• _DATA FOR THE TASK_:
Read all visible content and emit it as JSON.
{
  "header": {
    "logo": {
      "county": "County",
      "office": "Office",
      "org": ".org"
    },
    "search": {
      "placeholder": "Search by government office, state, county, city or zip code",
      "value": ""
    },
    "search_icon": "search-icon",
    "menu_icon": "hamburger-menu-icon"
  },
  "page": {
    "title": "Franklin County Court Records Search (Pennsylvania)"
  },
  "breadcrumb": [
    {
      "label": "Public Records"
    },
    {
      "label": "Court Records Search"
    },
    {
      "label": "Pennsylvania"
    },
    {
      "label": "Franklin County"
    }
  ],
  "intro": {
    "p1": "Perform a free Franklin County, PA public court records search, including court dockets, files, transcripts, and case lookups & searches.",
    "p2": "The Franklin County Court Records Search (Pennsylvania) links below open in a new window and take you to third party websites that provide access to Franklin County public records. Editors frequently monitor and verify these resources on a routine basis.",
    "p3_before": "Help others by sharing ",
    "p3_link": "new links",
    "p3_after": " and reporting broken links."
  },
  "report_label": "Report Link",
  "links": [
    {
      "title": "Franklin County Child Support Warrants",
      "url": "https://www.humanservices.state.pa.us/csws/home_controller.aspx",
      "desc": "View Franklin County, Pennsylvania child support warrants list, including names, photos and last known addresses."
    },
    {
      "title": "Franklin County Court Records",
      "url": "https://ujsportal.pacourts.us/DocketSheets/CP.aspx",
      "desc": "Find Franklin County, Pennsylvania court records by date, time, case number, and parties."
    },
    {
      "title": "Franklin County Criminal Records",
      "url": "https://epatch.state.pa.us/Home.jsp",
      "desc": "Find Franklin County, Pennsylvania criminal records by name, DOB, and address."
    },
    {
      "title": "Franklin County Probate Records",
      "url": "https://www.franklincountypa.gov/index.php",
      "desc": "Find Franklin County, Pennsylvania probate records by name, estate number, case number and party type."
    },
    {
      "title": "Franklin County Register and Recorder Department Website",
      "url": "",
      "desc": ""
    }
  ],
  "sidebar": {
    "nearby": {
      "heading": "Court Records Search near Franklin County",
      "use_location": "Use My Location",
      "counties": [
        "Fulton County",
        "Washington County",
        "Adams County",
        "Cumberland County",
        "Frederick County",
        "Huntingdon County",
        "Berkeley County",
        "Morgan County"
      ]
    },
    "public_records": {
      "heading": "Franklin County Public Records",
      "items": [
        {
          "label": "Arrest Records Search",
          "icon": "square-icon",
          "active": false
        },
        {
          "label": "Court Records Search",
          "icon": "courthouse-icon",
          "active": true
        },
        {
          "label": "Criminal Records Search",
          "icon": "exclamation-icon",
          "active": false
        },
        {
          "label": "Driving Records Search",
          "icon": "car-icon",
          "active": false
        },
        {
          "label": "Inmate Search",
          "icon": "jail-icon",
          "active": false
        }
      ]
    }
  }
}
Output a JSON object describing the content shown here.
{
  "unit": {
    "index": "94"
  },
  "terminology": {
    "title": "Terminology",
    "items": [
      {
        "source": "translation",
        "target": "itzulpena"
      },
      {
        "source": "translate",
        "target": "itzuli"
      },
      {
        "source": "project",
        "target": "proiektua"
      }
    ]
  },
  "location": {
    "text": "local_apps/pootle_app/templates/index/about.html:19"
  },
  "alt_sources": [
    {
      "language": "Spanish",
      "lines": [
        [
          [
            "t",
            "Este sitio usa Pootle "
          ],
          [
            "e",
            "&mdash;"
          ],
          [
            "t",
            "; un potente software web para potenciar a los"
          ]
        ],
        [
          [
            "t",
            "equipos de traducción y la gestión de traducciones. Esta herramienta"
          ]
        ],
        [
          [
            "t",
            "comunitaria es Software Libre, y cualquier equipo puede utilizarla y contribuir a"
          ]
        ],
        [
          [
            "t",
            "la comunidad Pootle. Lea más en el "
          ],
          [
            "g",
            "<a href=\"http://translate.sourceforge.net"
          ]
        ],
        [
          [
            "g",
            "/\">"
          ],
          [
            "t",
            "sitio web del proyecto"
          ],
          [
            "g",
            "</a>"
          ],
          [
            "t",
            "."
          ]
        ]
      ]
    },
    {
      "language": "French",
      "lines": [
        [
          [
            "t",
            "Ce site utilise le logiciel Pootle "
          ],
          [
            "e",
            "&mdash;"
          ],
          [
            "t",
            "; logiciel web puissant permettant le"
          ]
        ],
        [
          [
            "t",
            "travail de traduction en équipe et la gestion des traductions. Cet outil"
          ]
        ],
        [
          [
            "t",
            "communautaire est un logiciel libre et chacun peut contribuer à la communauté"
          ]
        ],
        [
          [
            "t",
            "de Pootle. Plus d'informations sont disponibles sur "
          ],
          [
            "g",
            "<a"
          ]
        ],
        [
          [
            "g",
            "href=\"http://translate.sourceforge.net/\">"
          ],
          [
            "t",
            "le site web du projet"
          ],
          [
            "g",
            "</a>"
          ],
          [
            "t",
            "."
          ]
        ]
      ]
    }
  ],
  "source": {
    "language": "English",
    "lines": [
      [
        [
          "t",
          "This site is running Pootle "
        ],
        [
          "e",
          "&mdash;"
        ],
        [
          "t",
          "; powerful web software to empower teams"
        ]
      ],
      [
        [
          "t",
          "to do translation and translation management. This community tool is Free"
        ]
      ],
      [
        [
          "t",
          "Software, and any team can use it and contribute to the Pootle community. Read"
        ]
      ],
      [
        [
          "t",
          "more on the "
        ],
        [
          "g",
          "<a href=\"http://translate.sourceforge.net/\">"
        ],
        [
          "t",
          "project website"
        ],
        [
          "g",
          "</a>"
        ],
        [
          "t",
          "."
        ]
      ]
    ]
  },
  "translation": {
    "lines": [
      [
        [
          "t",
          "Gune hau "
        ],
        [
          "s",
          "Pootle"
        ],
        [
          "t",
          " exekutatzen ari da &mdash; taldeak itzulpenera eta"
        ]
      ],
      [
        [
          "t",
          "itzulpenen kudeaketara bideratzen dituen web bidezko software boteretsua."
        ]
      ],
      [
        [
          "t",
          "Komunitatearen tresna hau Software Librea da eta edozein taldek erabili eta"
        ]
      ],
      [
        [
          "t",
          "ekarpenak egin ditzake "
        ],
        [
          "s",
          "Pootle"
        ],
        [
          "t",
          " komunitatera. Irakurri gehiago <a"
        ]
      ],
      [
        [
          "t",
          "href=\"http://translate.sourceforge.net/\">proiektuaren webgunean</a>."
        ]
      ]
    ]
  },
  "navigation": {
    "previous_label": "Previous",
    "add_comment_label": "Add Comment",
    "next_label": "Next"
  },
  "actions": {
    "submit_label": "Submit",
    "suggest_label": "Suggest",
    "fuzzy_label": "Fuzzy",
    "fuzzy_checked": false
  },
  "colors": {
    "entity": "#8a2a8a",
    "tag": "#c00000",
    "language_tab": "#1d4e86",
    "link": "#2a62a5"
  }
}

• _PROBLEM STATEMENT_: Give the listing again, word for word.

• _WORKED SOLUTION_:
Read all visible content and emit it as JSON.
{
  "header": {
    "logo": {
      "county": "County",
      "office": "Office",
      "org": ".org"
    },
    "search": {
      "placeholder": "Search by government office, state, county, city or zip code",
      "value": ""
    },
    "search_icon": "search-icon",
    "menu_icon": "hamburger-menu-icon"
  },
  "page": {
    "title": "Franklin County Court Records Search (Pennsylvania)"
  },
  "breadcrumb": [
    {
      "label": "Public Records"
    },
    {
      "label": "Court Records Search"
    },
    {
      "label": "Pennsylvania"
    },
    {
      "label": "Franklin County"
    }
  ],
  "intro": {
    "p1": "Perform a free Franklin County, PA public court records search, including court dockets, files, transcripts, and case lookups & searches.",
    "p2": "The Franklin County Court Records Search (Pennsylvania) links below open in a new window and take you to third party websites that provide access to Franklin County public records. Editors frequently monitor and verify these resources on a routine basis.",
    "p3_before": "Help others by sharing ",
    "p3_link": "new links",
    "p3_after": " and reporting broken links."
  },
  "report_label": "Report Link",
  "links": [
    {
      "title": "Franklin County Child Support Warrants",
      "url": "https://www.humanservices.state.pa.us/csws/home_controller.aspx",
      "desc": "View Franklin County, Pennsylvania child support warrants list, including names, photos and last known addresses."
    },
    {
      "title": "Franklin County Court Records",
      "url": "https://ujsportal.pacourts.us/DocketSheets/CP.aspx",
      "desc": "Find Franklin County, Pennsylvania court records by date, time, case number, and parties."
    },
    {
      "title": "Franklin County Criminal Records",
      "url": "https://epatch.state.pa.us/Home.jsp",
      "desc": "Find Franklin County, Pennsylvania criminal records by name, DOB, and address."
    },
    {
      "title": "Franklin County Probate Records",
      "url": "https://www.franklincountypa.gov/index.php",
      "desc": "Find Franklin County, Pennsylvania probate records by name, estate number, case number and party type."
    },
    {
      "title": "Franklin County Register and Recorder Department Website",
      "url": "",
      "desc": ""
    }
  ],
  "sidebar": {
    "nearby": {
      "heading": "Court Records Search near Franklin County",
      "use_location": "Use My Location",
      "counties": [
        "Fulton County",
        "Washington County",
        "Adams County",
        "Cumberland County",
        "Frederick County",
        "Huntingdon County",
        "Berkeley County",
        "Morgan County"
      ]
    },
    "public_records": {
      "heading": "Franklin County Public Records",
      "items": [
        {
          "label": "Arrest Records Search",
          "icon": "square-icon",
          "active": false
        },
        {
          "label": "Court Records Search",
          "icon": "courthouse-icon",
          "active": true
        },
        {
          "label": "Criminal Records Search",
          "icon": "exclamation-icon",
          "active": false
        },
        {
          "label": "Driving Records Search",
          "icon": "car-icon",
          "active": false
        },
        {
          "label": "Inmate Search",
          "icon": "jail-icon",
          "active": false
        }
      ]
    }
  }
}
Output a JSON object describing the content shown here.
{
  "unit": {
    "index": "94"
  },
  "terminology": {
    "title": "Terminology",
    "items": [
      {
        "source": "translation",
        "target": "itzulpena"
      },
      {
        "source": "translate",
        "target": "itzuli"
      },
      {
        "source": "project",
        "target": "proiektua"
      }
    ]
  },
  "location": {
    "text": "local_apps/pootle_app/templates/index/about.html:19"
  },
  "alt_sources": [
    {
      "language": "Spanish",
      "lines": [
        [
          [
            "t",
            "Este sitio usa Pootle "
          ],
          [
            "e",
            "&mdash;"
          ],
          [
            "t",
            "; un potente software web para potenciar a los"
          ]
        ],
        [
          [
            "t",
            "equipos de traducción y la gestión de traducciones. Esta herramienta"
          ]
        ],
        [
          [
            "t",
            "comunitaria es Software Libre, y cualquier equipo puede utilizarla y contribuir a"
          ]
        ],
        [
          [
            "t",
            "la comunidad Pootle. Lea más en el "
          ],
          [
            "g",
            "<a href=\"http://translate.sourceforge.net"
          ]
        ],
        [
          [
            "g",
            "/\">"
          ],
          [
            "t",
            "sitio web del proyecto"
          ],
          [
            "g",
            "</a>"
          ],
          [
            "t",
            "."
          ]
        ]
      ]
    },
    {
      "language": "French",
      "lines": [
        [
          [
            "t",
            "Ce site utilise le logiciel Pootle "
          ],
          [
            "e",
            "&mdash;"
          ],
          [
            "t",
            "; logiciel web puissant permettant le"
          ]
        ],
        [
          [
            "t",
            "travail de traduction en équipe et la gestion des traductions. Cet outil"
          ]
        ],
        [
          [
            "t",
            "communautaire est un logiciel libre et chacun peut contribuer à la communauté"
          ]
        ],
        [
          [
            "t",
            "de Pootle. Plus d'informations sont disponibles sur "
          ],
          [
            "g",
            "<a"
          ]
        ],
        [
          [
            "g",
            "href=\"http://translate.sourceforge.net/\">"
          ],
          [
            "t",
            "le site web du projet"
          ],
          [
            "g",
            "</a>"
          ],
          [
            "t",
            "."
          ]
        ]
      ]
    }
  ],
  "source": {
    "language": "English",
    "lines": [
      [
        [
          "t",
          "This site is running Pootle "
        ],
        [
          "e",
          "&mdash;"
        ],
        [
          "t",
          "; powerful web software to empower teams"
        ]
      ],
      [
        [
          "t",
          "to do translation and translation management. This community tool is Free"
        ]
      ],
      [
        [
          "t",
          "Software, and any team can use it and contribute to the Pootle community. Read"
        ]
      ],
      [
        [
          "t",
          "more on the "
        ],
        [
          "g",
          "<a href=\"http://translate.sourceforge.net/\">"
        ],
        [
          "t",
          "project website"
        ],
        [
          "g",
          "</a>"
        ],
        [
          "t",
          "."
        ]
      ]
    ]
  },
  "translation": {
    "lines": [
      [
        [
          "t",
          "Gune hau "
        ],
        [
          "s",
          "Pootle"
        ],
        [
          "t",
          " exekutatzen ari da &mdash; taldeak itzulpenera eta"
        ]
      ],
      [
        [
          "t",
          "itzulpenen kudeaketara bideratzen dituen web bidezko software boteretsua."
        ]
      ],
      [
        [
          "t",
          "Komunitatearen tresna hau Software Librea da eta edozein taldek erabili eta"
        ]
      ],
      [
        [
          "t",
          "ekarpenak egin ditzake "
        ],
        [
          "s",
          "Pootle"
        ],
        [
          "t",
          " komunitatera. Irakurri gehiago <a"
        ]
      ],
      [
        [
          "t",
          "href=\"http://translate.sourceforge.net/\">proiektuaren webgunean</a>."
        ]
      ]
    ]
  },
  "navigation": {
    "previous_label": "Previous",
    "add_comment_label": "Add Comment",
    "next_label": "Next"
  },
  "actions": {
    "submit_label": "Submit",
    "suggest_label": "Suggest",
    "fuzzy_label": "Fuzzy",
    "fuzzy_checked": false
  },
  "colors": {
    "entity": "#8a2a8a",
    "tag": "#c00000",
    "language_tab": "#1d4e86",
    "link": "#2a62a5"
  }
}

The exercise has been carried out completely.